* begin *

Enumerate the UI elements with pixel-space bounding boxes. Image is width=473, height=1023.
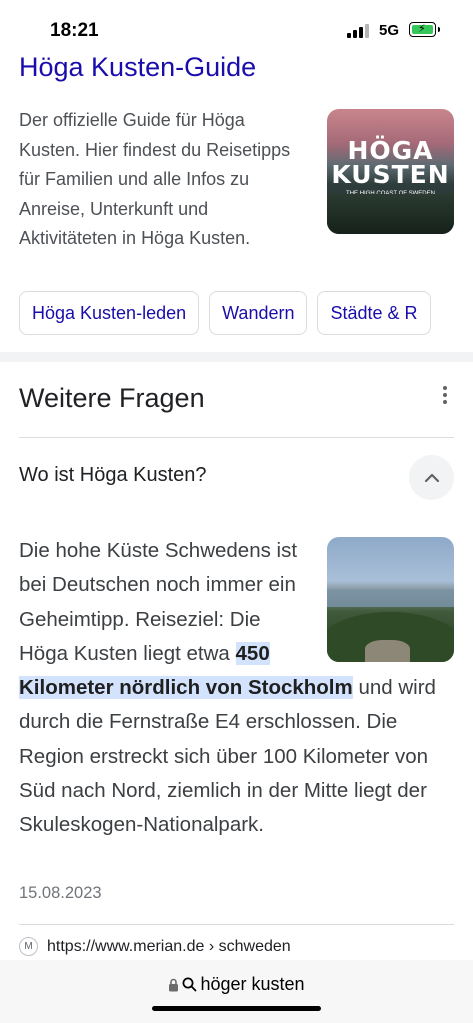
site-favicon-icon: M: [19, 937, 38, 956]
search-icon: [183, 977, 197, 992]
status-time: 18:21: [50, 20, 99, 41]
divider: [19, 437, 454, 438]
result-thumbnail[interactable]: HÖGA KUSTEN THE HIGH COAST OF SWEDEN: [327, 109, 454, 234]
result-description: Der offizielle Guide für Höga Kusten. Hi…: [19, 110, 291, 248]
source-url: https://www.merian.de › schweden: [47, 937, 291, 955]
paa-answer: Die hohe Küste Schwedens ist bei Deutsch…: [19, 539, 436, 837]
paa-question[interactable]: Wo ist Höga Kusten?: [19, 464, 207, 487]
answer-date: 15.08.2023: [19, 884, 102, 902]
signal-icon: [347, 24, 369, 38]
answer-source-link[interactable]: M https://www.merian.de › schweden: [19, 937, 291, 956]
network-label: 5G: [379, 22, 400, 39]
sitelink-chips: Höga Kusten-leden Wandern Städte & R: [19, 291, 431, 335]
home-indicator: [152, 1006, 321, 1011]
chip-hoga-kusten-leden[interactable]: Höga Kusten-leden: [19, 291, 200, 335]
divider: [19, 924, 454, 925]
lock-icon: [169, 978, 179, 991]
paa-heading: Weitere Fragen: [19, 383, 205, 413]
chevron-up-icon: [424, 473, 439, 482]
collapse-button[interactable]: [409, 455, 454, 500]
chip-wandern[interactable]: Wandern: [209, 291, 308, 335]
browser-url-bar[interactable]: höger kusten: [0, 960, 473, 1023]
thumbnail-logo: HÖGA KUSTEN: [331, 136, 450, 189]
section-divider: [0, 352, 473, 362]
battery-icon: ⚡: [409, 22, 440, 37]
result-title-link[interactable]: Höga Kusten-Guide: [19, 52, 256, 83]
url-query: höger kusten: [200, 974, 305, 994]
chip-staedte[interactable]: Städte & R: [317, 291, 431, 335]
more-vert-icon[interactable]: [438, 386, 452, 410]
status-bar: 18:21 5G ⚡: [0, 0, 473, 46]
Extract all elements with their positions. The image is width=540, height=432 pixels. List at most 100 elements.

* end *

[WHAT NEEDS TO BE DONE] Can you repeat the stretch of the listing from the line containing "site-favicon-icon: M: [19, 937, 38, 956]" through the line containing "battery-icon: ⚡: [409, 22, 440, 37]", reproducing each line without changes?

[FINISHED ANSWER]
site-favicon-icon: M: [19, 937, 38, 956]
search-icon: [183, 977, 197, 992]
status-time: 18:21: [50, 20, 99, 41]
divider: [19, 437, 454, 438]
result-thumbnail[interactable]: HÖGA KUSTEN THE HIGH COAST OF SWEDEN: [327, 109, 454, 234]
result-description: Der offizielle Guide für Höga Kusten. Hi…: [19, 110, 291, 248]
source-url: https://www.merian.de › schweden: [47, 937, 291, 955]
paa-answer: Die hohe Küste Schwedens ist bei Deutsch…: [19, 539, 436, 837]
paa-question[interactable]: Wo ist Höga Kusten?: [19, 464, 207, 487]
answer-date: 15.08.2023: [19, 884, 102, 902]
signal-icon: [347, 24, 369, 38]
answer-source-link[interactable]: M https://www.merian.de › schweden: [19, 937, 291, 956]
network-label: 5G: [379, 22, 400, 39]
sitelink-chips: Höga Kusten-leden Wandern Städte & R: [19, 291, 431, 335]
home-indicator: [152, 1006, 321, 1011]
chip-hoga-kusten-leden[interactable]: Höga Kusten-leden: [19, 291, 200, 335]
divider: [19, 924, 454, 925]
lock-icon: [169, 978, 179, 991]
paa-heading: Weitere Fragen: [19, 383, 205, 413]
chevron-up-icon: [424, 473, 439, 482]
collapse-button[interactable]: [409, 455, 454, 500]
chip-wandern[interactable]: Wandern: [209, 291, 308, 335]
browser-url-bar[interactable]: höger kusten: [0, 960, 473, 1023]
thumbnail-logo: HÖGA KUSTEN: [331, 136, 450, 189]
section-divider: [0, 352, 473, 362]
battery-icon: ⚡: [409, 22, 440, 37]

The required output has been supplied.